Write out all the material exactly. Leave nothing out.
═════ Raw data
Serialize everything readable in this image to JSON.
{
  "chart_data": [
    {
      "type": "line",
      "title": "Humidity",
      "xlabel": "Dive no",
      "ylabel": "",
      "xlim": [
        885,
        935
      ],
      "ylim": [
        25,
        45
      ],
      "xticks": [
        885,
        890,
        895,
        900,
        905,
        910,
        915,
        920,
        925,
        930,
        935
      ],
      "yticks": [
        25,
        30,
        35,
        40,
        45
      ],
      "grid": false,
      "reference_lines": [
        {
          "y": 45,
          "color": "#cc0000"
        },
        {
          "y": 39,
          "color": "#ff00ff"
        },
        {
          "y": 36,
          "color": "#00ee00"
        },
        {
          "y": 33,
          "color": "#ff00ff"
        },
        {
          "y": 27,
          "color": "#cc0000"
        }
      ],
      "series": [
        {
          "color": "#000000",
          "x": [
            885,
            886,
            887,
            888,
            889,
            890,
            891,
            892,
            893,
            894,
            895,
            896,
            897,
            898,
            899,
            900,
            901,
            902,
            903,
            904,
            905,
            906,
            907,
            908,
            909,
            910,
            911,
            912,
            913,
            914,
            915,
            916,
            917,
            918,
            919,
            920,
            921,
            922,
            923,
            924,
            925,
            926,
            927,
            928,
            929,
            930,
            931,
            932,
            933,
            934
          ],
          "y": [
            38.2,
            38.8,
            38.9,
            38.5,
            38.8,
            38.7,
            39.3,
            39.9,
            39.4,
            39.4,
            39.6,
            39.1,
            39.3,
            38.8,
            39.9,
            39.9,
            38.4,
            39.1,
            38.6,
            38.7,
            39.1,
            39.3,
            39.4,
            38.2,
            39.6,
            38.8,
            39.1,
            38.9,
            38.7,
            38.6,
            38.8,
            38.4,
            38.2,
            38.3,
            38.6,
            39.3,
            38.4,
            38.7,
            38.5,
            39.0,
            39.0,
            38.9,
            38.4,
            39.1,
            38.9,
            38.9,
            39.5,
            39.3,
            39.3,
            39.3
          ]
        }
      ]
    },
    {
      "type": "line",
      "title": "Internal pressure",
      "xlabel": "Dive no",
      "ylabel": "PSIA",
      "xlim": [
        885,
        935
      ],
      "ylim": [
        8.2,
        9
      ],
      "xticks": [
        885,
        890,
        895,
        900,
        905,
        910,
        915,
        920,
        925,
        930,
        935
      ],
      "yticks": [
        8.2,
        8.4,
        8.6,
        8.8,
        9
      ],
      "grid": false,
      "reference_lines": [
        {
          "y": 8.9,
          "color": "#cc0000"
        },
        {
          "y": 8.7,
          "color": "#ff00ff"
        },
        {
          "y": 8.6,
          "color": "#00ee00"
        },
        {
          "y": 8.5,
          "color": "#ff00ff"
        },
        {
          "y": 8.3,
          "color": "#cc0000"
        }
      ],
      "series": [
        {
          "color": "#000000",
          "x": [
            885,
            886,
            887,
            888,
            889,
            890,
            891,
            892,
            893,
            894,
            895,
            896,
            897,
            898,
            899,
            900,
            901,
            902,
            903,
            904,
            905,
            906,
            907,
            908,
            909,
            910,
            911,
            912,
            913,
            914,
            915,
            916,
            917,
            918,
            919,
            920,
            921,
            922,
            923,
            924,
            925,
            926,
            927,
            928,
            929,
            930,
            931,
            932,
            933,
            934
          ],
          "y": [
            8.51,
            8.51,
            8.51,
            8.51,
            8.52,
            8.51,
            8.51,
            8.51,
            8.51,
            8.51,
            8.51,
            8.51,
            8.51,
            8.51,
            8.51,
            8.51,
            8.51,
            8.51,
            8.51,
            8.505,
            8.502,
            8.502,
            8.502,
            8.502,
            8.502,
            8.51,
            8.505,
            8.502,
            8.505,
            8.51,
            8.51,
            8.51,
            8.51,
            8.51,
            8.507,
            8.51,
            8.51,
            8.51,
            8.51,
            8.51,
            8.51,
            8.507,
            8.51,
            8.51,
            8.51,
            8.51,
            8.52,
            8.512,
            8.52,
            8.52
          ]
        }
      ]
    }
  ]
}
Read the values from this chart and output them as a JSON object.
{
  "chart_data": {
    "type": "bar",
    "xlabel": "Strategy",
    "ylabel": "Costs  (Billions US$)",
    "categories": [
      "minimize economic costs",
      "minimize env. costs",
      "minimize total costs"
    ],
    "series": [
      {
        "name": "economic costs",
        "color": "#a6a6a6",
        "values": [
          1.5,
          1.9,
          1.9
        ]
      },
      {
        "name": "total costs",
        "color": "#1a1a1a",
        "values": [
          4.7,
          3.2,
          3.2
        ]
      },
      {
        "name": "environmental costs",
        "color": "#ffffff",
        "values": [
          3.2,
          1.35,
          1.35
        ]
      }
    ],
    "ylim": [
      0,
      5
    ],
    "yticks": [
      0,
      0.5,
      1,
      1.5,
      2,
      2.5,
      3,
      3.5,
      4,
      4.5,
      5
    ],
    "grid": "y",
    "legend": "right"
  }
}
══════════
Full solution –
Serialize everything readable in this image to JSON.
{
  "chart_data": [
    {
      "type": "line",
      "title": "Humidity",
      "xlabel": "Dive no",
      "ylabel": "",
      "xlim": [
        885,
        935
      ],
      "ylim": [
        25,
        45
      ],
      "xticks": [
        885,
        890,
        895,
        900,
        905,
        910,
        915,
        920,
        925,
        930,
        935
      ],
      "yticks": [
        25,
        30,
        35,
        40,
        45
      ],
      "grid": false,
      "reference_lines": [
        {
          "y": 45,
          "color": "#cc0000"
        },
        {
          "y": 39,
          "color": "#ff00ff"
        },
        {
          "y": 36,
          "color": "#00ee00"
        },
        {
          "y": 33,
          "color": "#ff00ff"
        },
        {
          "y": 27,
          "color": "#cc0000"
        }
      ],
      "series": [
        {
          "color": "#000000",
          "x": [
            885,
            886,
            887,
            888,
            889,
            890,
            891,
            892,
            893,
            894,
            895,
            896,
            897,
            898,
            899,
            900,
            901,
            902,
            903,
            904,
            905,
            906,
            907,
            908,
            909,
            910,
            911,
            912,
            913,
            914,
            915,
            916,
            917,
            918,
            919,
            920,
            921,
            922,
            923,
            924,
            925,
            926,
            927,
            928,
            929,
            930,
            931,
            932,
            933,
            934
          ],
          "y": [
            38.2,
            38.8,
            38.9,
            38.5,
            38.8,
            38.7,
            39.3,
            39.9,
            39.4,
            39.4,
            39.6,
            39.1,
            39.3,
            38.8,
            39.9,
            39.9,
            38.4,
            39.1,
            38.6,
            38.7,
            39.1,
            39.3,
            39.4,
            38.2,
            39.6,
            38.8,
            39.1,
            38.9,
            38.7,
            38.6,
            38.8,
            38.4,
            38.2,
            38.3,
            38.6,
            39.3,
            38.4,
            38.7,
            38.5,
            39.0,
            39.0,
            38.9,
            38.4,
            39.1,
            38.9,
            38.9,
            39.5,
            39.3,
            39.3,
            39.3
          ]
        }
      ]
    },
    {
      "type": "line",
      "title": "Internal pressure",
      "xlabel": "Dive no",
      "ylabel": "PSIA",
      "xlim": [
        885,
        935
      ],
      "ylim": [
        8.2,
        9
      ],
      "xticks": [
        885,
        890,
        895,
        900,
        905,
        910,
        915,
        920,
        925,
        930,
        935
      ],
      "yticks": [
        8.2,
        8.4,
        8.6,
        8.8,
        9
      ],
      "grid": false,
      "reference_lines": [
        {
          "y": 8.9,
          "color": "#cc0000"
        },
        {
          "y": 8.7,
          "color": "#ff00ff"
        },
        {
          "y": 8.6,
          "color": "#00ee00"
        },
        {
          "y": 8.5,
          "color": "#ff00ff"
        },
        {
          "y": 8.3,
          "color": "#cc0000"
        }
      ],
      "series": [
        {
          "color": "#000000",
          "x": [
            885,
            886,
            887,
            888,
            889,
            890,
            891,
            892,
            893,
            894,
            895,
            896,
            897,
            898,
            899,
            900,
            901,
            902,
            903,
            904,
            905,
            906,
            907,
            908,
            909,
            910,
            911,
            912,
            913,
            914,
            915,
            916,
            917,
            918,
            919,
            920,
            921,
            922,
            923,
            924,
            925,
            926,
            927,
            928,
            929,
            930,
            931,
            932,
            933,
            934
          ],
          "y": [
            8.51,
            8.51,
            8.51,
            8.51,
            8.52,
            8.51,
            8.51,
            8.51,
            8.51,
            8.51,
            8.51,
            8.51,
            8.51,
            8.51,
            8.51,
            8.51,
            8.51,
            8.51,
            8.51,
            8.505,
            8.502,
            8.502,
            8.502,
            8.502,
            8.502,
            8.51,
            8.505,
            8.502,
            8.505,
            8.51,
            8.51,
            8.51,
            8.51,
            8.51,
            8.507,
            8.51,
            8.51,
            8.51,
            8.51,
            8.51,
            8.51,
            8.507,
            8.51,
            8.51,
            8.51,
            8.51,
            8.52,
            8.512,
            8.52,
            8.52
          ]
        }
      ]
    }
  ]
}
Read the values from this chart and output them as a JSON object.
{
  "chart_data": {
    "type": "bar",
    "xlabel": "Strategy",
    "ylabel": "Costs  (Billions US$)",
    "categories": [
      "minimize economic costs",
      "minimize env. costs",
      "minimize total costs"
    ],
    "series": [
      {
        "name": "economic costs",
        "color": "#a6a6a6",
        "values": [
          1.5,
          1.9,
          1.9
        ]
      },
      {
        "name": "total costs",
        "color": "#1a1a1a",
        "values": [
          4.7,
          3.2,
          3.2
        ]
      },
      {
        "name": "environmental costs",
        "color": "#ffffff",
        "values": [
          3.2,
          1.35,
          1.35
        ]
      }
    ],
    "ylim": [
      0,
      5
    ],
    "yticks": [
      0,
      0.5,
      1,
      1.5,
      2,
      2.5,
      3,
      3.5,
      4,
      4.5,
      5
    ],
    "grid": "y",
    "legend": "right"
  }
}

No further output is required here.